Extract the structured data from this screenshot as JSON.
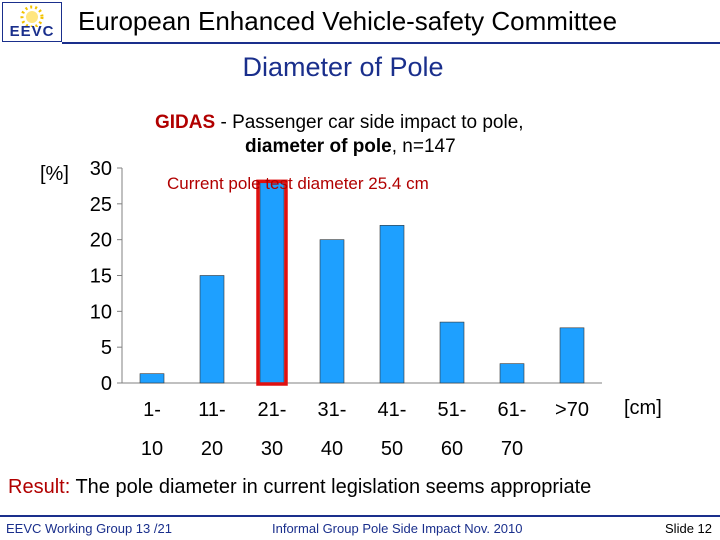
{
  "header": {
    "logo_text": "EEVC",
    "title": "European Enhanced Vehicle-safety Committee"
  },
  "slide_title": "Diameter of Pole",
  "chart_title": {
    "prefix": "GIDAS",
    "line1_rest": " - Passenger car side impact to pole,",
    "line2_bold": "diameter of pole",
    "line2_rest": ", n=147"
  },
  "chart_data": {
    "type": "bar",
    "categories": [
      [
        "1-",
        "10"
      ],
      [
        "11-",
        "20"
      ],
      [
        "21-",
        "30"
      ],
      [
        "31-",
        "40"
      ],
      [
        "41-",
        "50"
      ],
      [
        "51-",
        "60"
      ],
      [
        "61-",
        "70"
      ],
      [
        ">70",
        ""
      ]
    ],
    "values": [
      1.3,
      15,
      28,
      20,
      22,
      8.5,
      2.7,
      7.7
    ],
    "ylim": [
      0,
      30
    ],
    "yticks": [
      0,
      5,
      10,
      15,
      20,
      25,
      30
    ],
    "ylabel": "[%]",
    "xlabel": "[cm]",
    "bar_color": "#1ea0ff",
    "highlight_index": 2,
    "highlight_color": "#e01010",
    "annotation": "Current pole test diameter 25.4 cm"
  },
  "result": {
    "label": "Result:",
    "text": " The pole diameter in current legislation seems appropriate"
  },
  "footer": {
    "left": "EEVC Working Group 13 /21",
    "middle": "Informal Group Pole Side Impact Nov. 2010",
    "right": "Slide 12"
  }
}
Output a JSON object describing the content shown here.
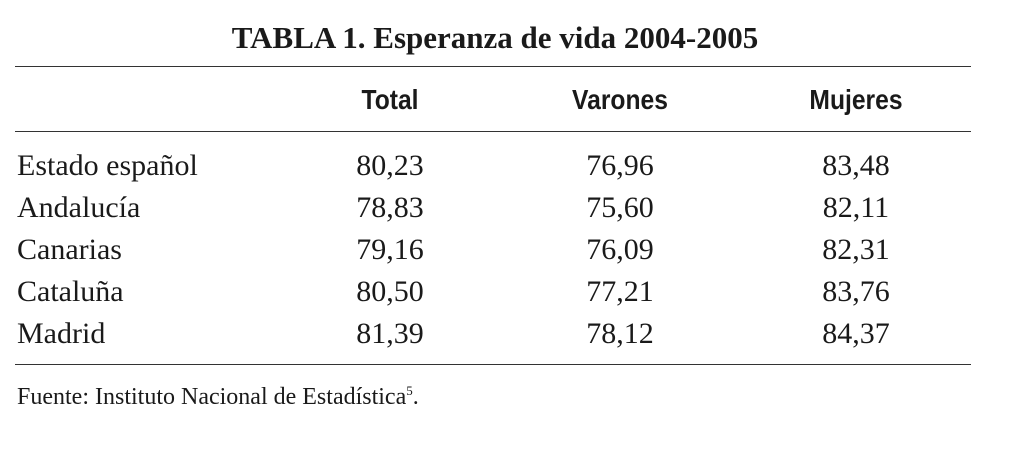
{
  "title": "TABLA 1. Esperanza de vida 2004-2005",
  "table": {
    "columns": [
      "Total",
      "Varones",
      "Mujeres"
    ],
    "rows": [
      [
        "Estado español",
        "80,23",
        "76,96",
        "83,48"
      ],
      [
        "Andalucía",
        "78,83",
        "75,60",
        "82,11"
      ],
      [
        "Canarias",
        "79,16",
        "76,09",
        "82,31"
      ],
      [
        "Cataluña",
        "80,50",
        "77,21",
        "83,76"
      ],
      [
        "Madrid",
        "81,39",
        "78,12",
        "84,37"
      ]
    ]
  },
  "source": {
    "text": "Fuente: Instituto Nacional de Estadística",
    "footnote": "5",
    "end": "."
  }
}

#####

__What to work on__: Leave out the pictures and retype every line above exactly.

__Result of the task__:
Extract the structured data from this screenshot as JSON.
{
  "header": {
    "logo_text": "EEVC",
    "title": "European Enhanced Vehicle-safety Committee"
  },
  "slide_title": "Diameter of Pole",
  "chart_title": {
    "prefix": "GIDAS",
    "line1_rest": " - Passenger car side impact to pole,",
    "line2_bold": "diameter of pole",
    "line2_rest": ", n=147"
  },
  "chart_data": {
    "type": "bar",
    "categories": [
      [
        "1-",
        "10"
      ],
      [
        "11-",
        "20"
      ],
      [
        "21-",
        "30"
      ],
      [
        "31-",
        "40"
      ],
      [
        "41-",
        "50"
      ],
      [
        "51-",
        "60"
      ],
      [
        "61-",
        "70"
      ],
      [
        ">70",
        ""
      ]
    ],
    "values": [
      1.3,
      15,
      28,
      20,
      22,
      8.5,
      2.7,
      7.7
    ],
    "ylim": [
      0,
      30
    ],
    "yticks": [
      0,
      5,
      10,
      15,
      20,
      25,
      30
    ],
    "ylabel": "[%]",
    "xlabel": "[cm]",
    "bar_color": "#1ea0ff",
    "highlight_index": 2,
    "highlight_color": "#e01010",
    "annotation": "Current pole test diameter 25.4 cm"
  },
  "result": {
    "label": "Result:",
    "text": " The pole diameter in current legislation seems appropriate"
  },
  "footer": {
    "left": "EEVC Working Group 13 /21",
    "middle": "Informal Group Pole Side Impact Nov. 2010",
    "right": "Slide 12"
  }
}
Output a JSON object describing the content shown here.
{
  "title": "TABLA 1. Esperanza de vida 2004-2005",
  "table": {
    "columns": [
      "Total",
      "Varones",
      "Mujeres"
    ],
    "rows": [
      [
        "Estado español",
        "80,23",
        "76,96",
        "83,48"
      ],
      [
        "Andalucía",
        "78,83",
        "75,60",
        "82,11"
      ],
      [
        "Canarias",
        "79,16",
        "76,09",
        "82,31"
      ],
      [
        "Cataluña",
        "80,50",
        "77,21",
        "83,76"
      ],
      [
        "Madrid",
        "81,39",
        "78,12",
        "84,37"
      ]
    ]
  },
  "source": {
    "text": "Fuente: Instituto Nacional de Estadística",
    "footnote": "5",
    "end": "."
  }
}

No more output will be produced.